**Stored items:**
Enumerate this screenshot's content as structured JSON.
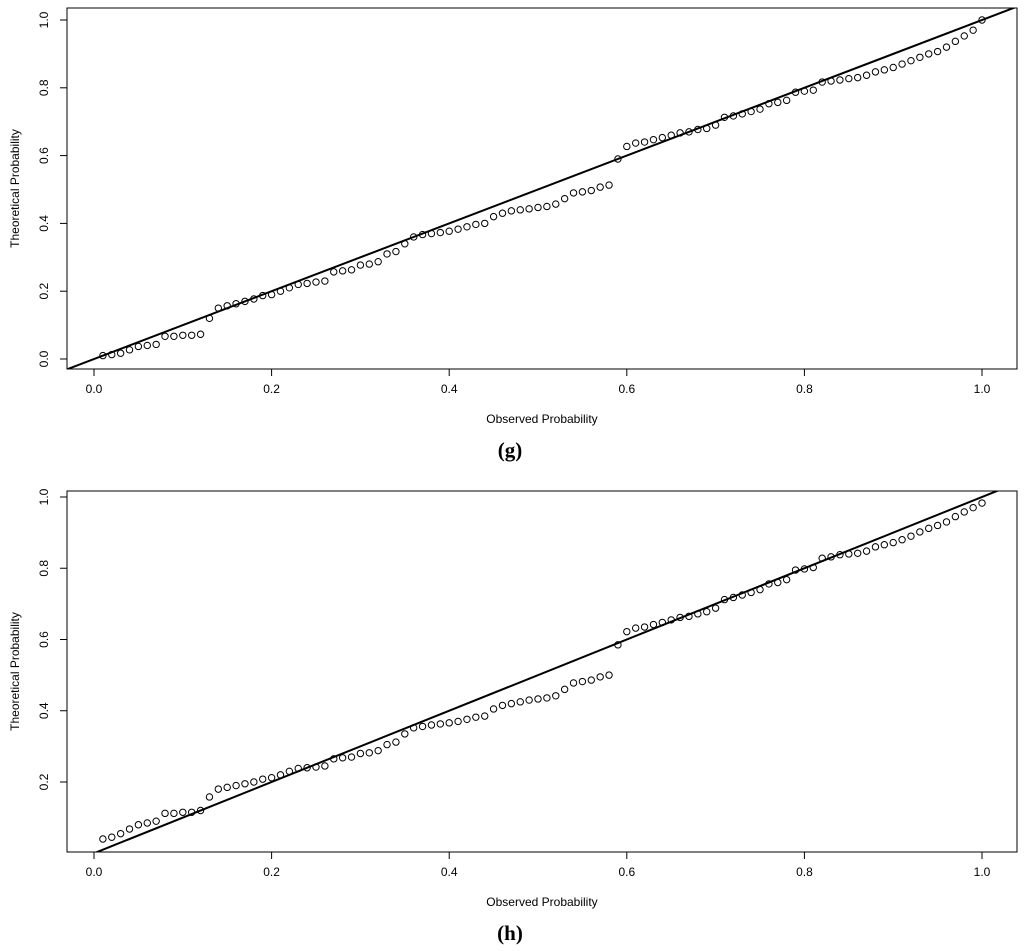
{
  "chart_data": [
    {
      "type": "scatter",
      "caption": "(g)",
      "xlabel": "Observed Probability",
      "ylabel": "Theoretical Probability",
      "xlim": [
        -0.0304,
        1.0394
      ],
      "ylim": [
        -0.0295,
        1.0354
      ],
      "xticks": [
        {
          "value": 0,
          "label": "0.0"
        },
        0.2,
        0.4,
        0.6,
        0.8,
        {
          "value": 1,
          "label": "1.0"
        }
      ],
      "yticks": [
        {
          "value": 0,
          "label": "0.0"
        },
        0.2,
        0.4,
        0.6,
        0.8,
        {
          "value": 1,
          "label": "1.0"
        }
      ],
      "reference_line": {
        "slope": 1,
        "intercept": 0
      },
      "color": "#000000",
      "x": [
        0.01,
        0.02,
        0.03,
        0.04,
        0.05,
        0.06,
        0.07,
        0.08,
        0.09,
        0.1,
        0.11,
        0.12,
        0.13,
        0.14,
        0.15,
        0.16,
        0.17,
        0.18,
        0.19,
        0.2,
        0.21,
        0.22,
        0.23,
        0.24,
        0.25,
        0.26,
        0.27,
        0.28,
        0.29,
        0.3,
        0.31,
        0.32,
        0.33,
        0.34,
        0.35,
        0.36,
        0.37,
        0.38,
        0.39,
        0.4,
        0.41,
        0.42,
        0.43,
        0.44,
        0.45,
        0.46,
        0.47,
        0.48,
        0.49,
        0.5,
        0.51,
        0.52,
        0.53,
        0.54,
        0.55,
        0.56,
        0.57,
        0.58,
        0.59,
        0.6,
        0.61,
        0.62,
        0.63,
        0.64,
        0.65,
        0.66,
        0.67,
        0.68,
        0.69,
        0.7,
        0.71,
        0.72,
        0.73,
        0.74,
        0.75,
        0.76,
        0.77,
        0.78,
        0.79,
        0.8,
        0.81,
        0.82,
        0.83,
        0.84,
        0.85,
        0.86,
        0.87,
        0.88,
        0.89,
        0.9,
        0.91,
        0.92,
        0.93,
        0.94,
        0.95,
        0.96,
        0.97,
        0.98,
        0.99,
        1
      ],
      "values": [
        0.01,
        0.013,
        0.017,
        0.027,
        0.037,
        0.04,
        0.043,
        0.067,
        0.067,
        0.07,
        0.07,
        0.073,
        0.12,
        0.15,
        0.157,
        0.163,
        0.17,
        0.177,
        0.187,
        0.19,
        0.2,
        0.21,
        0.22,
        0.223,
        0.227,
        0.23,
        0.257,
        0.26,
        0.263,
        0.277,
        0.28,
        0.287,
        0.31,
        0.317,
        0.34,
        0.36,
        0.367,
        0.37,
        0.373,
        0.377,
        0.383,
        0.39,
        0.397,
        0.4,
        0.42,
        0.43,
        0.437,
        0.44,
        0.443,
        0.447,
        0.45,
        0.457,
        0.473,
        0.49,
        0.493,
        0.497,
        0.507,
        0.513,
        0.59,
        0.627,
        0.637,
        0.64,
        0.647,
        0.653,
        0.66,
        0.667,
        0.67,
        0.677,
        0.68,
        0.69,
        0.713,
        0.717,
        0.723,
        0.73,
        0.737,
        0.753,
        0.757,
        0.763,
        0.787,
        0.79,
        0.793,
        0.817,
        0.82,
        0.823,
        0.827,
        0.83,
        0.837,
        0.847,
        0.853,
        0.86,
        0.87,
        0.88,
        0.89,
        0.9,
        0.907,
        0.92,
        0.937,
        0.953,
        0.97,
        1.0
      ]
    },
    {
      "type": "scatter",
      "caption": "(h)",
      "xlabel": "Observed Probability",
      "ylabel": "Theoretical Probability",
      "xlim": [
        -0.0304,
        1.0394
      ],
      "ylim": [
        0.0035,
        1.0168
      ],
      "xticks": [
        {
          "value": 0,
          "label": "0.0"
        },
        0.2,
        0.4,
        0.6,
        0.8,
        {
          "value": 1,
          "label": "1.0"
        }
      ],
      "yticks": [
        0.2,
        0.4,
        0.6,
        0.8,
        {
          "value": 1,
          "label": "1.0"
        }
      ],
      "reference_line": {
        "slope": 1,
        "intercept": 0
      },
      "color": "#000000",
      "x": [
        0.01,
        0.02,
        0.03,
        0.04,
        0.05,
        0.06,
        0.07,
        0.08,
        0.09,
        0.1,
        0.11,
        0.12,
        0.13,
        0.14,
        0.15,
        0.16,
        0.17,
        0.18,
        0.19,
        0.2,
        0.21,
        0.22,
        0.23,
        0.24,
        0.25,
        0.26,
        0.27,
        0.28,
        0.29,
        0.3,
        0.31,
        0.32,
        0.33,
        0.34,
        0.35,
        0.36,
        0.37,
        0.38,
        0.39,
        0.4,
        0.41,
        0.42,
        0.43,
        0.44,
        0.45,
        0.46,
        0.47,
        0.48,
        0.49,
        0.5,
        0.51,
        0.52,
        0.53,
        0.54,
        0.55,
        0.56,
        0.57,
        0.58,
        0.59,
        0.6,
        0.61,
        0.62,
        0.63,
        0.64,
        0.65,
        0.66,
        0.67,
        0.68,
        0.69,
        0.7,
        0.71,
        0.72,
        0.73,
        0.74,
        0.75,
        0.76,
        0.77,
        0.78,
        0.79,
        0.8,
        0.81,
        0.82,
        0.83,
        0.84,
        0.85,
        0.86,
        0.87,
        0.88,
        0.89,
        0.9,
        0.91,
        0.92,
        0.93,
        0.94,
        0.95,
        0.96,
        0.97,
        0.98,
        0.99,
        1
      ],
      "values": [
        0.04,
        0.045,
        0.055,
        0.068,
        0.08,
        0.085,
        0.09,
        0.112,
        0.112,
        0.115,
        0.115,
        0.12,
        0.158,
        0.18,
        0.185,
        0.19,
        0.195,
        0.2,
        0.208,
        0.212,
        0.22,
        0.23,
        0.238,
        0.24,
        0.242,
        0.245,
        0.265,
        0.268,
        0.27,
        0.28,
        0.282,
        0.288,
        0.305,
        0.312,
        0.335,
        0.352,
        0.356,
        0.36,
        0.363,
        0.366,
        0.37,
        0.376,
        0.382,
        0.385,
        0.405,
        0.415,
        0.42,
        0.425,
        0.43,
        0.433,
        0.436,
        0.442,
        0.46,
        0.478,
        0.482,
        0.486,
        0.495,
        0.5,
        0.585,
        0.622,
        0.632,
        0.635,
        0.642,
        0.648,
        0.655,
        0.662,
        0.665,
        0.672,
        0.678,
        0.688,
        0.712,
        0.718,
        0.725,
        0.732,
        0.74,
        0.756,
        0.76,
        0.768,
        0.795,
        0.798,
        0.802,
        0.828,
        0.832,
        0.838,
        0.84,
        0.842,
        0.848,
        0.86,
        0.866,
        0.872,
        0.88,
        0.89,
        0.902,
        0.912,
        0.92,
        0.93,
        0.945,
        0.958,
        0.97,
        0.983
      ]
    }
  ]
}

**PROBLEM REQUIREMENTS:** Print out the material word for word, omitting the pictures.

**FULL RESPONSE:**
Enumerate this screenshot's content as structured JSON.
{
  "chart_data": [
    {
      "type": "scatter",
      "caption": "(g)",
      "xlabel": "Observed Probability",
      "ylabel": "Theoretical Probability",
      "xlim": [
        -0.0304,
        1.0394
      ],
      "ylim": [
        -0.0295,
        1.0354
      ],
      "xticks": [
        {
          "value": 0,
          "label": "0.0"
        },
        0.2,
        0.4,
        0.6,
        0.8,
        {
          "value": 1,
          "label": "1.0"
        }
      ],
      "yticks": [
        {
          "value": 0,
          "label": "0.0"
        },
        0.2,
        0.4,
        0.6,
        0.8,
        {
          "value": 1,
          "label": "1.0"
        }
      ],
      "reference_line": {
        "slope": 1,
        "intercept": 0
      },
      "color": "#000000",
      "x": [
        0.01,
        0.02,
        0.03,
        0.04,
        0.05,
        0.06,
        0.07,
        0.08,
        0.09,
        0.1,
        0.11,
        0.12,
        0.13,
        0.14,
        0.15,
        0.16,
        0.17,
        0.18,
        0.19,
        0.2,
        0.21,
        0.22,
        0.23,
        0.24,
        0.25,
        0.26,
        0.27,
        0.28,
        0.29,
        0.3,
        0.31,
        0.32,
        0.33,
        0.34,
        0.35,
        0.36,
        0.37,
        0.38,
        0.39,
        0.4,
        0.41,
        0.42,
        0.43,
        0.44,
        0.45,
        0.46,
        0.47,
        0.48,
        0.49,
        0.5,
        0.51,
        0.52,
        0.53,
        0.54,
        0.55,
        0.56,
        0.57,
        0.58,
        0.59,
        0.6,
        0.61,
        0.62,
        0.63,
        0.64,
        0.65,
        0.66,
        0.67,
        0.68,
        0.69,
        0.7,
        0.71,
        0.72,
        0.73,
        0.74,
        0.75,
        0.76,
        0.77,
        0.78,
        0.79,
        0.8,
        0.81,
        0.82,
        0.83,
        0.84,
        0.85,
        0.86,
        0.87,
        0.88,
        0.89,
        0.9,
        0.91,
        0.92,
        0.93,
        0.94,
        0.95,
        0.96,
        0.97,
        0.98,
        0.99,
        1
      ],
      "values": [
        0.01,
        0.013,
        0.017,
        0.027,
        0.037,
        0.04,
        0.043,
        0.067,
        0.067,
        0.07,
        0.07,
        0.073,
        0.12,
        0.15,
        0.157,
        0.163,
        0.17,
        0.177,
        0.187,
        0.19,
        0.2,
        0.21,
        0.22,
        0.223,
        0.227,
        0.23,
        0.257,
        0.26,
        0.263,
        0.277,
        0.28,
        0.287,
        0.31,
        0.317,
        0.34,
        0.36,
        0.367,
        0.37,
        0.373,
        0.377,
        0.383,
        0.39,
        0.397,
        0.4,
        0.42,
        0.43,
        0.437,
        0.44,
        0.443,
        0.447,
        0.45,
        0.457,
        0.473,
        0.49,
        0.493,
        0.497,
        0.507,
        0.513,
        0.59,
        0.627,
        0.637,
        0.64,
        0.647,
        0.653,
        0.66,
        0.667,
        0.67,
        0.677,
        0.68,
        0.69,
        0.713,
        0.717,
        0.723,
        0.73,
        0.737,
        0.753,
        0.757,
        0.763,
        0.787,
        0.79,
        0.793,
        0.817,
        0.82,
        0.823,
        0.827,
        0.83,
        0.837,
        0.847,
        0.853,
        0.86,
        0.87,
        0.88,
        0.89,
        0.9,
        0.907,
        0.92,
        0.937,
        0.953,
        0.97,
        1.0
      ]
    },
    {
      "type": "scatter",
      "caption": "(h)",
      "xlabel": "Observed Probability",
      "ylabel": "Theoretical Probability",
      "xlim": [
        -0.0304,
        1.0394
      ],
      "ylim": [
        0.0035,
        1.0168
      ],
      "xticks": [
        {
          "value": 0,
          "label": "0.0"
        },
        0.2,
        0.4,
        0.6,
        0.8,
        {
          "value": 1,
          "label": "1.0"
        }
      ],
      "yticks": [
        0.2,
        0.4,
        0.6,
        0.8,
        {
          "value": 1,
          "label": "1.0"
        }
      ],
      "reference_line": {
        "slope": 1,
        "intercept": 0
      },
      "color": "#000000",
      "x": [
        0.01,
        0.02,
        0.03,
        0.04,
        0.05,
        0.06,
        0.07,
        0.08,
        0.09,
        0.1,
        0.11,
        0.12,
        0.13,
        0.14,
        0.15,
        0.16,
        0.17,
        0.18,
        0.19,
        0.2,
        0.21,
        0.22,
        0.23,
        0.24,
        0.25,
        0.26,
        0.27,
        0.28,
        0.29,
        0.3,
        0.31,
        0.32,
        0.33,
        0.34,
        0.35,
        0.36,
        0.37,
        0.38,
        0.39,
        0.4,
        0.41,
        0.42,
        0.43,
        0.44,
        0.45,
        0.46,
        0.47,
        0.48,
        0.49,
        0.5,
        0.51,
        0.52,
        0.53,
        0.54,
        0.55,
        0.56,
        0.57,
        0.58,
        0.59,
        0.6,
        0.61,
        0.62,
        0.63,
        0.64,
        0.65,
        0.66,
        0.67,
        0.68,
        0.69,
        0.7,
        0.71,
        0.72,
        0.73,
        0.74,
        0.75,
        0.76,
        0.77,
        0.78,
        0.79,
        0.8,
        0.81,
        0.82,
        0.83,
        0.84,
        0.85,
        0.86,
        0.87,
        0.88,
        0.89,
        0.9,
        0.91,
        0.92,
        0.93,
        0.94,
        0.95,
        0.96,
        0.97,
        0.98,
        0.99,
        1
      ],
      "values": [
        0.04,
        0.045,
        0.055,
        0.068,
        0.08,
        0.085,
        0.09,
        0.112,
        0.112,
        0.115,
        0.115,
        0.12,
        0.158,
        0.18,
        0.185,
        0.19,
        0.195,
        0.2,
        0.208,
        0.212,
        0.22,
        0.23,
        0.238,
        0.24,
        0.242,
        0.245,
        0.265,
        0.268,
        0.27,
        0.28,
        0.282,
        0.288,
        0.305,
        0.312,
        0.335,
        0.352,
        0.356,
        0.36,
        0.363,
        0.366,
        0.37,
        0.376,
        0.382,
        0.385,
        0.405,
        0.415,
        0.42,
        0.425,
        0.43,
        0.433,
        0.436,
        0.442,
        0.46,
        0.478,
        0.482,
        0.486,
        0.495,
        0.5,
        0.585,
        0.622,
        0.632,
        0.635,
        0.642,
        0.648,
        0.655,
        0.662,
        0.665,
        0.672,
        0.678,
        0.688,
        0.712,
        0.718,
        0.725,
        0.732,
        0.74,
        0.756,
        0.76,
        0.768,
        0.795,
        0.798,
        0.802,
        0.828,
        0.832,
        0.838,
        0.84,
        0.842,
        0.848,
        0.86,
        0.866,
        0.872,
        0.88,
        0.89,
        0.902,
        0.912,
        0.92,
        0.93,
        0.945,
        0.958,
        0.97,
        0.983
      ]
    }
  ]
}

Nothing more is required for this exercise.